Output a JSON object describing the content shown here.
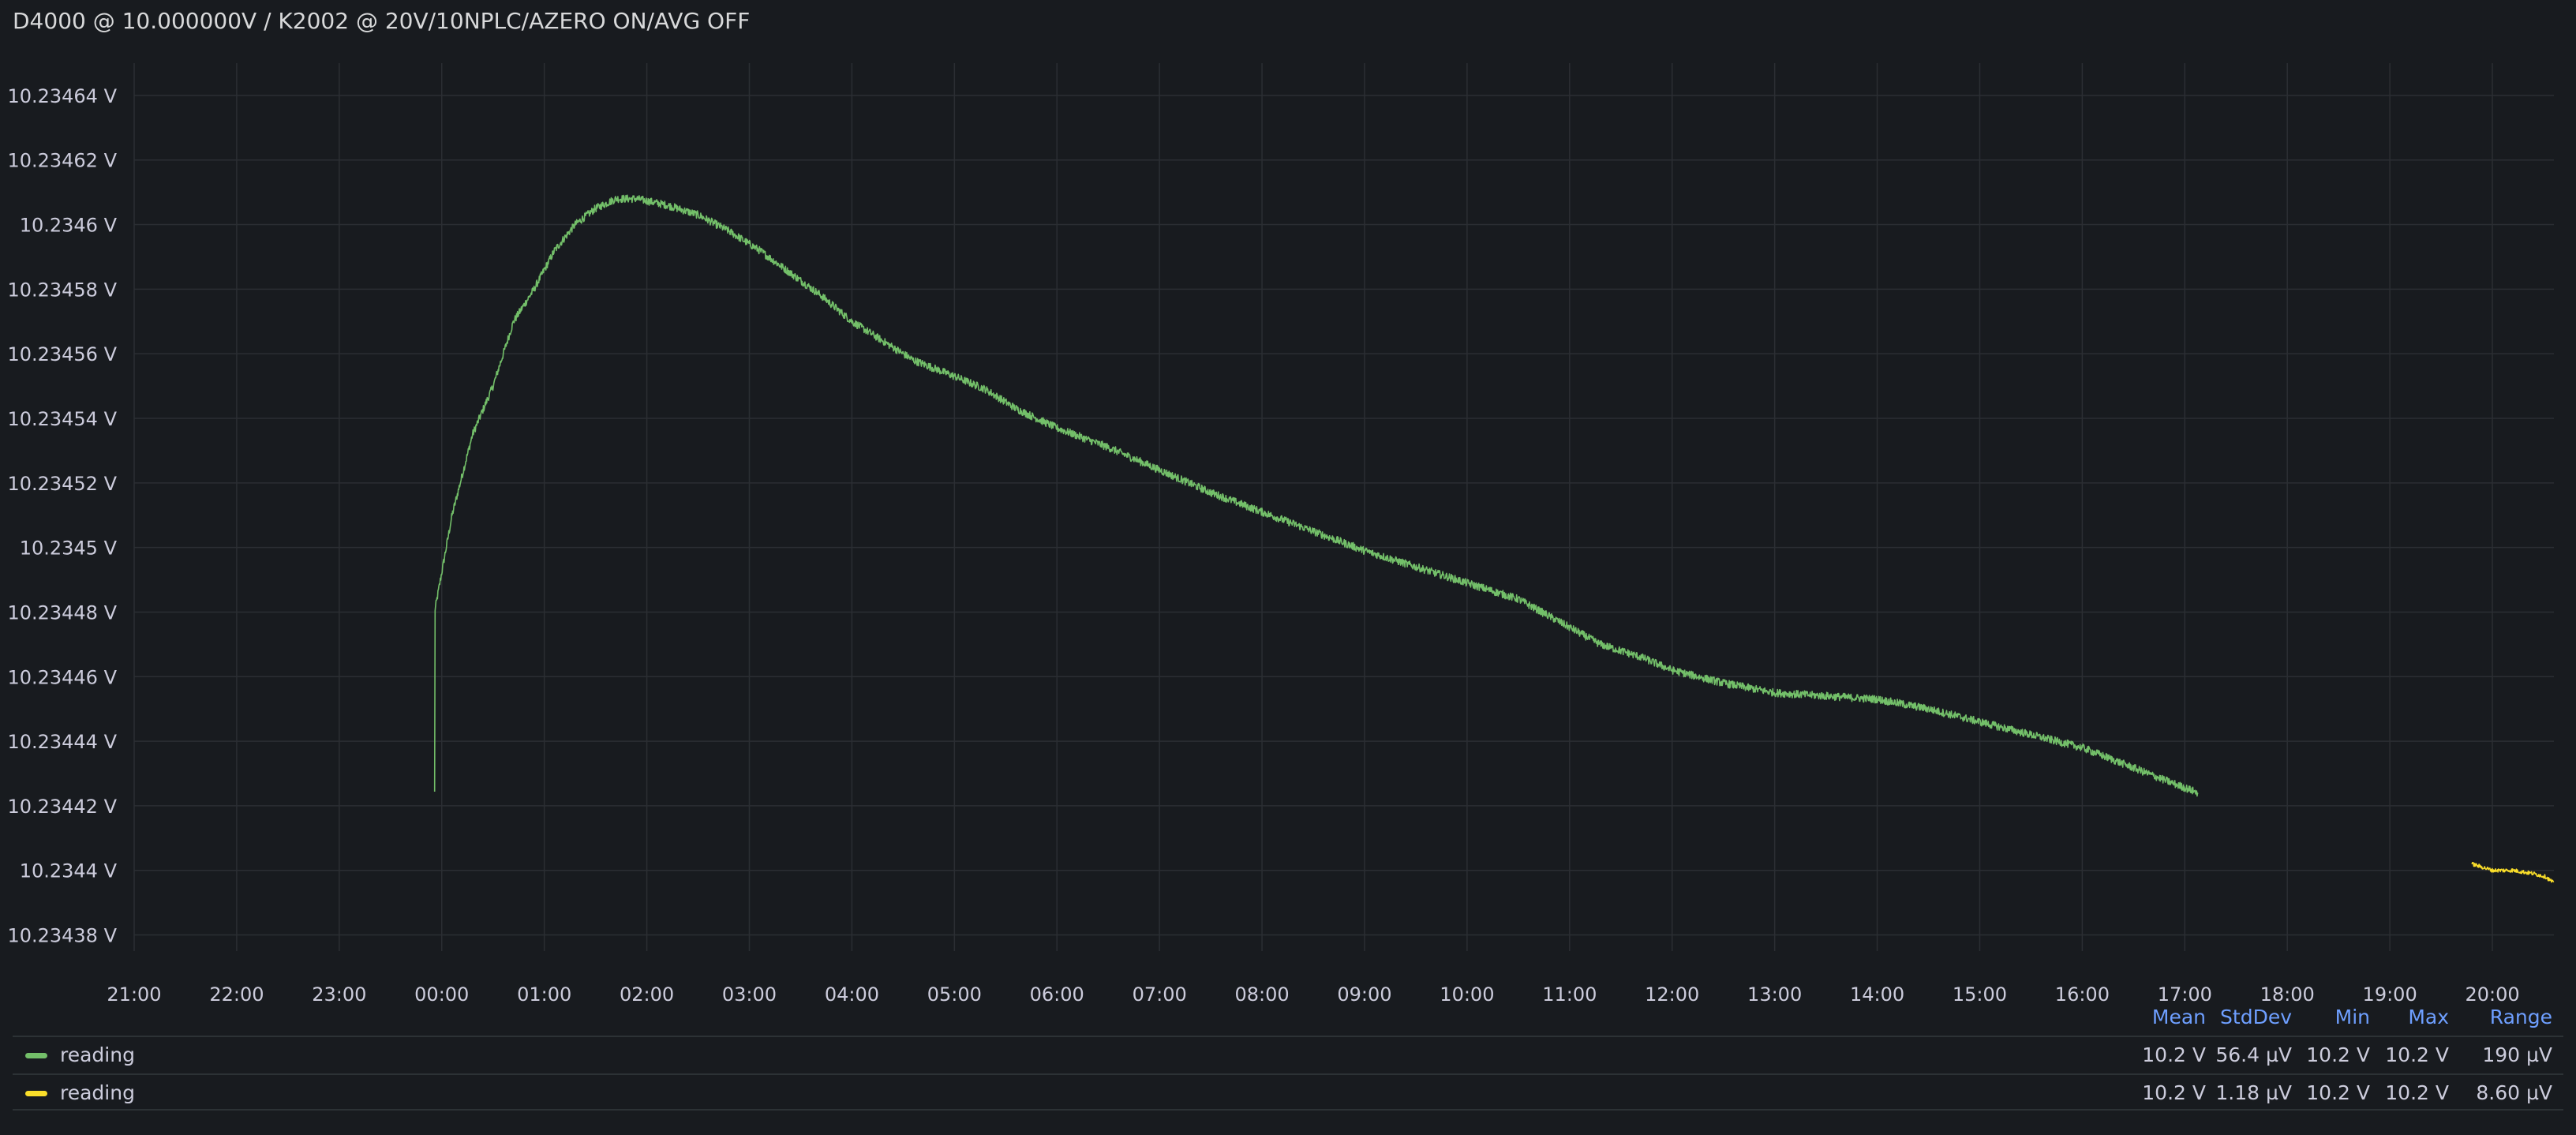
{
  "panel": {
    "title": "D4000 @ 10.000000V / K2002 @ 20V/10NPLC/AZERO ON/AVG OFF"
  },
  "chart_data": {
    "type": "line",
    "title": "D4000 @ 10.000000V / K2002 @ 20V/10NPLC/AZERO ON/AVG OFF",
    "xlabel": "",
    "ylabel": "",
    "x_unit": "hours since 21:00",
    "xlim": [
      0,
      23.6
    ],
    "ylim": [
      10.234375,
      10.23465
    ],
    "grid": true,
    "y_ticks": [
      {
        "value": 10.23438,
        "label": "10.23438 V"
      },
      {
        "value": 10.2344,
        "label": "10.2344 V"
      },
      {
        "value": 10.23442,
        "label": "10.23442 V"
      },
      {
        "value": 10.23444,
        "label": "10.23444 V"
      },
      {
        "value": 10.23446,
        "label": "10.23446 V"
      },
      {
        "value": 10.23448,
        "label": "10.23448 V"
      },
      {
        "value": 10.2345,
        "label": "10.2345 V"
      },
      {
        "value": 10.23452,
        "label": "10.23452 V"
      },
      {
        "value": 10.23454,
        "label": "10.23454 V"
      },
      {
        "value": 10.23456,
        "label": "10.23456 V"
      },
      {
        "value": 10.23458,
        "label": "10.23458 V"
      },
      {
        "value": 10.2346,
        "label": "10.2346 V"
      },
      {
        "value": 10.23462,
        "label": "10.23462 V"
      },
      {
        "value": 10.23464,
        "label": "10.23464 V"
      }
    ],
    "x_ticks": [
      {
        "value": 0,
        "label": "21:00"
      },
      {
        "value": 1,
        "label": "22:00"
      },
      {
        "value": 2,
        "label": "23:00"
      },
      {
        "value": 3,
        "label": "00:00"
      },
      {
        "value": 4,
        "label": "01:00"
      },
      {
        "value": 5,
        "label": "02:00"
      },
      {
        "value": 6,
        "label": "03:00"
      },
      {
        "value": 7,
        "label": "04:00"
      },
      {
        "value": 8,
        "label": "05:00"
      },
      {
        "value": 9,
        "label": "06:00"
      },
      {
        "value": 10,
        "label": "07:00"
      },
      {
        "value": 11,
        "label": "08:00"
      },
      {
        "value": 12,
        "label": "09:00"
      },
      {
        "value": 13,
        "label": "10:00"
      },
      {
        "value": 14,
        "label": "11:00"
      },
      {
        "value": 15,
        "label": "12:00"
      },
      {
        "value": 16,
        "label": "13:00"
      },
      {
        "value": 17,
        "label": "14:00"
      },
      {
        "value": 18,
        "label": "15:00"
      },
      {
        "value": 19,
        "label": "16:00"
      },
      {
        "value": 20,
        "label": "17:00"
      },
      {
        "value": 21,
        "label": "18:00"
      },
      {
        "value": 22,
        "label": "19:00"
      },
      {
        "value": 23,
        "label": "20:00"
      }
    ],
    "series": [
      {
        "name": "reading",
        "color": "#73bf69",
        "noise": 1.2e-06,
        "x": [
          2.93,
          3.1,
          3.3,
          3.5,
          3.7,
          3.9,
          4.1,
          4.3,
          4.5,
          4.7,
          4.9,
          5.2,
          5.5,
          5.8,
          6.1,
          6.4,
          6.7,
          7.0,
          7.3,
          7.6,
          8.0,
          8.3,
          8.6,
          9.0,
          9.5,
          10.0,
          10.5,
          11.0,
          11.5,
          12.0,
          12.5,
          13.0,
          13.5,
          13.9,
          14.3,
          14.7,
          15.0,
          15.5,
          16.0,
          16.5,
          17.0,
          17.5,
          18.0,
          18.5,
          19.0,
          19.4,
          19.8,
          20.13
        ],
        "y": [
          10.23448,
          10.23451,
          10.234535,
          10.23455,
          10.23457,
          10.23458,
          10.234592,
          10.2346,
          10.234605,
          10.234608,
          10.234608,
          10.234606,
          10.234603,
          10.234598,
          10.234592,
          10.234585,
          10.234578,
          10.23457,
          10.234564,
          10.234558,
          10.234553,
          10.234549,
          10.234543,
          10.234537,
          10.234531,
          10.234524,
          10.234517,
          10.234511,
          10.234505,
          10.234499,
          10.234494,
          10.234489,
          10.234484,
          10.234477,
          10.23447,
          10.234466,
          10.234462,
          10.234458,
          10.234455,
          10.234454,
          10.234453,
          10.23445,
          10.234446,
          10.234442,
          10.234438,
          10.234433,
          10.234428,
          10.234424
        ]
      },
      {
        "name": "reading",
        "color": "#fade2a",
        "noise": 6e-07,
        "x": [
          22.8,
          23.0,
          23.2,
          23.4,
          23.52,
          23.6
        ],
        "y": [
          10.234402,
          10.2344,
          10.2344,
          10.234399,
          10.234398,
          10.234396
        ]
      }
    ]
  },
  "legend": {
    "headers": [
      "Mean",
      "StdDev",
      "Min",
      "Max",
      "Range"
    ],
    "rows": [
      {
        "name": "reading",
        "color": "#73bf69",
        "mean": "10.2 V",
        "stddev": "56.4 µV",
        "min": "10.2 V",
        "max": "10.2 V",
        "range": "190 µV"
      },
      {
        "name": "reading",
        "color": "#fade2a",
        "mean": "10.2 V",
        "stddev": "1.18 µV",
        "min": "10.2 V",
        "max": "10.2 V",
        "range": "8.60 µV"
      }
    ]
  }
}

_DO THIS_
The data should be printed again unchanged; leave its pictures out.

_ANSWER FOR THE TASK_
Output a JSON object describing the content shown here.
{
  "panel": {
    "title": "D4000 @ 10.000000V / K2002 @ 20V/10NPLC/AZERO ON/AVG OFF"
  },
  "chart_data": {
    "type": "line",
    "title": "D4000 @ 10.000000V / K2002 @ 20V/10NPLC/AZERO ON/AVG OFF",
    "xlabel": "",
    "ylabel": "",
    "x_unit": "hours since 21:00",
    "xlim": [
      0,
      23.6
    ],
    "ylim": [
      10.234375,
      10.23465
    ],
    "grid": true,
    "y_ticks": [
      {
        "value": 10.23438,
        "label": "10.23438 V"
      },
      {
        "value": 10.2344,
        "label": "10.2344 V"
      },
      {
        "value": 10.23442,
        "label": "10.23442 V"
      },
      {
        "value": 10.23444,
        "label": "10.23444 V"
      },
      {
        "value": 10.23446,
        "label": "10.23446 V"
      },
      {
        "value": 10.23448,
        "label": "10.23448 V"
      },
      {
        "value": 10.2345,
        "label": "10.2345 V"
      },
      {
        "value": 10.23452,
        "label": "10.23452 V"
      },
      {
        "value": 10.23454,
        "label": "10.23454 V"
      },
      {
        "value": 10.23456,
        "label": "10.23456 V"
      },
      {
        "value": 10.23458,
        "label": "10.23458 V"
      },
      {
        "value": 10.2346,
        "label": "10.2346 V"
      },
      {
        "value": 10.23462,
        "label": "10.23462 V"
      },
      {
        "value": 10.23464,
        "label": "10.23464 V"
      }
    ],
    "x_ticks": [
      {
        "value": 0,
        "label": "21:00"
      },
      {
        "value": 1,
        "label": "22:00"
      },
      {
        "value": 2,
        "label": "23:00"
      },
      {
        "value": 3,
        "label": "00:00"
      },
      {
        "value": 4,
        "label": "01:00"
      },
      {
        "value": 5,
        "label": "02:00"
      },
      {
        "value": 6,
        "label": "03:00"
      },
      {
        "value": 7,
        "label": "04:00"
      },
      {
        "value": 8,
        "label": "05:00"
      },
      {
        "value": 9,
        "label": "06:00"
      },
      {
        "value": 10,
        "label": "07:00"
      },
      {
        "value": 11,
        "label": "08:00"
      },
      {
        "value": 12,
        "label": "09:00"
      },
      {
        "value": 13,
        "label": "10:00"
      },
      {
        "value": 14,
        "label": "11:00"
      },
      {
        "value": 15,
        "label": "12:00"
      },
      {
        "value": 16,
        "label": "13:00"
      },
      {
        "value": 17,
        "label": "14:00"
      },
      {
        "value": 18,
        "label": "15:00"
      },
      {
        "value": 19,
        "label": "16:00"
      },
      {
        "value": 20,
        "label": "17:00"
      },
      {
        "value": 21,
        "label": "18:00"
      },
      {
        "value": 22,
        "label": "19:00"
      },
      {
        "value": 23,
        "label": "20:00"
      }
    ],
    "series": [
      {
        "name": "reading",
        "color": "#73bf69",
        "noise": 1.2e-06,
        "x": [
          2.93,
          3.1,
          3.3,
          3.5,
          3.7,
          3.9,
          4.1,
          4.3,
          4.5,
          4.7,
          4.9,
          5.2,
          5.5,
          5.8,
          6.1,
          6.4,
          6.7,
          7.0,
          7.3,
          7.6,
          8.0,
          8.3,
          8.6,
          9.0,
          9.5,
          10.0,
          10.5,
          11.0,
          11.5,
          12.0,
          12.5,
          13.0,
          13.5,
          13.9,
          14.3,
          14.7,
          15.0,
          15.5,
          16.0,
          16.5,
          17.0,
          17.5,
          18.0,
          18.5,
          19.0,
          19.4,
          19.8,
          20.13
        ],
        "y": [
          10.23448,
          10.23451,
          10.234535,
          10.23455,
          10.23457,
          10.23458,
          10.234592,
          10.2346,
          10.234605,
          10.234608,
          10.234608,
          10.234606,
          10.234603,
          10.234598,
          10.234592,
          10.234585,
          10.234578,
          10.23457,
          10.234564,
          10.234558,
          10.234553,
          10.234549,
          10.234543,
          10.234537,
          10.234531,
          10.234524,
          10.234517,
          10.234511,
          10.234505,
          10.234499,
          10.234494,
          10.234489,
          10.234484,
          10.234477,
          10.23447,
          10.234466,
          10.234462,
          10.234458,
          10.234455,
          10.234454,
          10.234453,
          10.23445,
          10.234446,
          10.234442,
          10.234438,
          10.234433,
          10.234428,
          10.234424
        ]
      },
      {
        "name": "reading",
        "color": "#fade2a",
        "noise": 6e-07,
        "x": [
          22.8,
          23.0,
          23.2,
          23.4,
          23.52,
          23.6
        ],
        "y": [
          10.234402,
          10.2344,
          10.2344,
          10.234399,
          10.234398,
          10.234396
        ]
      }
    ]
  },
  "legend": {
    "headers": [
      "Mean",
      "StdDev",
      "Min",
      "Max",
      "Range"
    ],
    "rows": [
      {
        "name": "reading",
        "color": "#73bf69",
        "mean": "10.2 V",
        "stddev": "56.4 µV",
        "min": "10.2 V",
        "max": "10.2 V",
        "range": "190 µV"
      },
      {
        "name": "reading",
        "color": "#fade2a",
        "mean": "10.2 V",
        "stddev": "1.18 µV",
        "min": "10.2 V",
        "max": "10.2 V",
        "range": "8.60 µV"
      }
    ]
  }
}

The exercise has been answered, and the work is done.